THE EXERCISE: Take each line containing "name" and report it exactly as written.

[BEGIN]

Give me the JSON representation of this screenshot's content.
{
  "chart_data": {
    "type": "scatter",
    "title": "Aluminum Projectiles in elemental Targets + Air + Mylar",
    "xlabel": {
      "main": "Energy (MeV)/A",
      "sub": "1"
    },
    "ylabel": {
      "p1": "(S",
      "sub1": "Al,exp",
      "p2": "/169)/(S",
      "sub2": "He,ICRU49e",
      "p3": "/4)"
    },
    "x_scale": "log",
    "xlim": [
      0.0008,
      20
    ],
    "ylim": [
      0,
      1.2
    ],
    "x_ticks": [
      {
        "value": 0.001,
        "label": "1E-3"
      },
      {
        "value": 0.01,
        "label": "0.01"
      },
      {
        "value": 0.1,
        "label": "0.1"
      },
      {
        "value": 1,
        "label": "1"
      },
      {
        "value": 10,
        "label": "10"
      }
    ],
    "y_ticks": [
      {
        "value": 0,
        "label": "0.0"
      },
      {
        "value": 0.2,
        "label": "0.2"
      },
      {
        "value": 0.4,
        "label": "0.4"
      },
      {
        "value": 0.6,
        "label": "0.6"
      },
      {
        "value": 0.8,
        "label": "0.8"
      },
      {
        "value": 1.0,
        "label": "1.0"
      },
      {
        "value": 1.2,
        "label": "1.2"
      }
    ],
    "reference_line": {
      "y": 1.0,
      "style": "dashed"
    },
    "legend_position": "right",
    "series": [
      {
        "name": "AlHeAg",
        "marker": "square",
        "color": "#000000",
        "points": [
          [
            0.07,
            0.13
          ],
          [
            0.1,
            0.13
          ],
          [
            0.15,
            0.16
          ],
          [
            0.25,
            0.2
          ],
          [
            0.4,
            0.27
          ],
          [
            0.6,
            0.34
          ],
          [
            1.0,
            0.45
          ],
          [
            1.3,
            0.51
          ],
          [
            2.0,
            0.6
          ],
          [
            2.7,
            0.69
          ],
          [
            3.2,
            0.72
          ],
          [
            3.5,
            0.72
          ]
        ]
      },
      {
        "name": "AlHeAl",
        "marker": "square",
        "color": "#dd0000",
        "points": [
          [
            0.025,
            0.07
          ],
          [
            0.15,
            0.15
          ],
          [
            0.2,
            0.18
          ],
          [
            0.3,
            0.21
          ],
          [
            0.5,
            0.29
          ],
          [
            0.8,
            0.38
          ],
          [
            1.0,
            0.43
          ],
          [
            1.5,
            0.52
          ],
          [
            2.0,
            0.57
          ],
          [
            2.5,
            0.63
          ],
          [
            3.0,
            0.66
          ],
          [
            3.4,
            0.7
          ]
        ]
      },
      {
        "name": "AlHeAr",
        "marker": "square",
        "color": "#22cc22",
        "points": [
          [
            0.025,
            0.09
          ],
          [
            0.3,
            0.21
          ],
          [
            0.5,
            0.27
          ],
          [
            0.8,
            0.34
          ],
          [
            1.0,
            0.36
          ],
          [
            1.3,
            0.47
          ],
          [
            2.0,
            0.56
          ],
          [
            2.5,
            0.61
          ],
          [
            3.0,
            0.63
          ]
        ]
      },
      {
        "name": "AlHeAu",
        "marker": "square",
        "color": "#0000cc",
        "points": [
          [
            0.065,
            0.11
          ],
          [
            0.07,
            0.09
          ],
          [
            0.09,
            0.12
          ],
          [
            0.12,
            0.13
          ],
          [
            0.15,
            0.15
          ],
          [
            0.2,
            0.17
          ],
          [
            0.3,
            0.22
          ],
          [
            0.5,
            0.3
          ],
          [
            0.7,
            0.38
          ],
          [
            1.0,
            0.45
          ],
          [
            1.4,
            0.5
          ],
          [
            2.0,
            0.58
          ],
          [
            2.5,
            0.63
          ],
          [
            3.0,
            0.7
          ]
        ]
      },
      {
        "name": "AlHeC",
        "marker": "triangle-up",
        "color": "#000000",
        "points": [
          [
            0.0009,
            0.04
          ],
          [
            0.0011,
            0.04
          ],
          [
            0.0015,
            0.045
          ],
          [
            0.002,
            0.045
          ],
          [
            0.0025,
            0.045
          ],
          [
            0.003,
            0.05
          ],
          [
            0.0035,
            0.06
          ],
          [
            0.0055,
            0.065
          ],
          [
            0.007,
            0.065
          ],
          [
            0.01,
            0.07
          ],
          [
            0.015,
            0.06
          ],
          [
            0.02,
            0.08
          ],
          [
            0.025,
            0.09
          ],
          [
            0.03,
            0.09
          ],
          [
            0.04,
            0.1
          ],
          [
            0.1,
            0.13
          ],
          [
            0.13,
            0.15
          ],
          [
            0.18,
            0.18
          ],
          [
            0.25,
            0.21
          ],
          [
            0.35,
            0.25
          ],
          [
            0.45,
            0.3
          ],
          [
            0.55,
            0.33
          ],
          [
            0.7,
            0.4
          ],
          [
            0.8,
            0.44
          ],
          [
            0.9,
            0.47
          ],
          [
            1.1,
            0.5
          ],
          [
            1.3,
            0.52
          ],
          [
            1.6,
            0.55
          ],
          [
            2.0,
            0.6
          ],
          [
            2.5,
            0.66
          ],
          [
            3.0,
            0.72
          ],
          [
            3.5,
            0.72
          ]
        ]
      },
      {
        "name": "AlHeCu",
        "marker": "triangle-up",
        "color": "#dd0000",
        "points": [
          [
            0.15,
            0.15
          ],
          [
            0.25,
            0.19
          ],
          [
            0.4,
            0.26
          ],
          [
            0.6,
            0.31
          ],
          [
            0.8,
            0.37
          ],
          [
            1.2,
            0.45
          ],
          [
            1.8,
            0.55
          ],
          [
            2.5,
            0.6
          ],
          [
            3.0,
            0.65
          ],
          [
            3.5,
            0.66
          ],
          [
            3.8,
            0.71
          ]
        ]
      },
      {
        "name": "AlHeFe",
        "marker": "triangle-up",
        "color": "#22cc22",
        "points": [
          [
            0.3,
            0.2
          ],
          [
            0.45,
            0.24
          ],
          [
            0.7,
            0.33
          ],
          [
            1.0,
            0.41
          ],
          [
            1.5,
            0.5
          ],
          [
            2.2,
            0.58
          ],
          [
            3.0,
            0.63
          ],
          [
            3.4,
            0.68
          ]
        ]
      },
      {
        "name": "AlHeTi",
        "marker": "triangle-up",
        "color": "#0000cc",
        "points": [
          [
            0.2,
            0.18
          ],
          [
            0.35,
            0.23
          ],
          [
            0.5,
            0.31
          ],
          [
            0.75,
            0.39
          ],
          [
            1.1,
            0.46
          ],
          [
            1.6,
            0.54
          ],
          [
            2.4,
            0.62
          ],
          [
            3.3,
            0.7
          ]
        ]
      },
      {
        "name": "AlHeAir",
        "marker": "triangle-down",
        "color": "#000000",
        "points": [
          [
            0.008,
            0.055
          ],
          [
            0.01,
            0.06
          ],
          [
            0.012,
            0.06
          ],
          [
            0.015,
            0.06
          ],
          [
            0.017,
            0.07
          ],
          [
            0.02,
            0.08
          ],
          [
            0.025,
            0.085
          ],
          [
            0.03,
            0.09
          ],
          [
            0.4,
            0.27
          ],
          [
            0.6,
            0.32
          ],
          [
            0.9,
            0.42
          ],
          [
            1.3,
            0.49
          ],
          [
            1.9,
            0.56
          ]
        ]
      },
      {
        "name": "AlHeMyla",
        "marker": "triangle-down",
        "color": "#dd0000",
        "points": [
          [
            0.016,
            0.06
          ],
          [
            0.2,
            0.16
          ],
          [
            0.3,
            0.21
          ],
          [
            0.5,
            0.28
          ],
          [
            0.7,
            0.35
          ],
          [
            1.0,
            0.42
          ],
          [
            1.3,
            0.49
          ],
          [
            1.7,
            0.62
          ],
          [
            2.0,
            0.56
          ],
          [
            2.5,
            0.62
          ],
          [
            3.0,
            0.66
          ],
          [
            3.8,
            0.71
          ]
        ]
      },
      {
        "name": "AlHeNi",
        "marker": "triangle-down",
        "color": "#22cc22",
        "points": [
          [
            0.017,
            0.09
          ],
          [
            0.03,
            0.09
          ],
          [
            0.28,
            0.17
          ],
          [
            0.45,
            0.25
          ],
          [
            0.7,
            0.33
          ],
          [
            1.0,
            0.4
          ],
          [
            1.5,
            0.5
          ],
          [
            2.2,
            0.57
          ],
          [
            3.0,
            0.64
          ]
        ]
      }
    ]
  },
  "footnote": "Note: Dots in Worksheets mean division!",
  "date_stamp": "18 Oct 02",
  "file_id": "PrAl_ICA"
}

[END]

THE REPLY:
        "name": "AlHeAg",
        "name": "AlHeAl",
        "name": "AlHeAr",
        "name": "AlHeAu",
        "name": "AlHeC",
        "name": "AlHeCu",
        "name": "AlHeFe",
        "name": "AlHeTi",
        "name": "AlHeAir",
        "name": "AlHeMyla",
        "name": "AlHeNi",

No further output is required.